[Data excerpts]
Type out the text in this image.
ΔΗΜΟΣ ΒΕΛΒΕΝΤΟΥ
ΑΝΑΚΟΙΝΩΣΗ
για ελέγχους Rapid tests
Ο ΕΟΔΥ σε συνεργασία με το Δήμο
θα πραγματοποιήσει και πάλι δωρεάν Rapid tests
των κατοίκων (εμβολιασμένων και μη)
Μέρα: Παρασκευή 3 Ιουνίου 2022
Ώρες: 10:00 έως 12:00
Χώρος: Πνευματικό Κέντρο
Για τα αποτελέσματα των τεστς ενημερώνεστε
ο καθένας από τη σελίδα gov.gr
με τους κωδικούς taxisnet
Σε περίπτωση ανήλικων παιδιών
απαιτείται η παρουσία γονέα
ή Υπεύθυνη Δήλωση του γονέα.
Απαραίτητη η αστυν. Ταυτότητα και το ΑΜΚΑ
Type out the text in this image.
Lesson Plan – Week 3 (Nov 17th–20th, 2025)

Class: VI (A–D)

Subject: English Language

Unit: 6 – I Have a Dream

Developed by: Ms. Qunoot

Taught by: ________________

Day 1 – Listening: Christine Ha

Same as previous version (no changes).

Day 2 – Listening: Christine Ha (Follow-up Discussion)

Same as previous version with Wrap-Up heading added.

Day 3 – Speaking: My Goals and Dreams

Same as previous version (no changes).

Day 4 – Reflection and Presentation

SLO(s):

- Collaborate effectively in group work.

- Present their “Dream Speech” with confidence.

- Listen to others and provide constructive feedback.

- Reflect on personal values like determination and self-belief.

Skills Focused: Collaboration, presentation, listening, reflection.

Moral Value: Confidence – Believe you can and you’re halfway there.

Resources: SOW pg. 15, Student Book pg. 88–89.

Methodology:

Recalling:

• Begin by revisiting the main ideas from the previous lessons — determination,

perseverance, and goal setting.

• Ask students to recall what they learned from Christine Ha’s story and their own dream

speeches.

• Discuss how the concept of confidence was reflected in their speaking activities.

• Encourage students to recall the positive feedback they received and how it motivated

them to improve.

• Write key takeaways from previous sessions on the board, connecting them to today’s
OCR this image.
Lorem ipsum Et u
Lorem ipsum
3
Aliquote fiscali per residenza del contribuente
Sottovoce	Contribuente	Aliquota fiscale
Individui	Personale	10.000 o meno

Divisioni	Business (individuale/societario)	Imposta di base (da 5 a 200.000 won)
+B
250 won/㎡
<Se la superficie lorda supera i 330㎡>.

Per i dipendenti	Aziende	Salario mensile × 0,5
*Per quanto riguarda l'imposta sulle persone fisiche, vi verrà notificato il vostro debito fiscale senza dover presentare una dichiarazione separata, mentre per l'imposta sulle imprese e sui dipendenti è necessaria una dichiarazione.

* **Exercise**
Select from the material above each line in which the string "their" appears, and list those lines.

* **Output of the exercise**
- Present their “Dream Speech” with confidence.
• Ask students to recall what they learned from Christine Ha’s story and their own dream
• Discuss how the concept of confidence was reflected in their speaking activities.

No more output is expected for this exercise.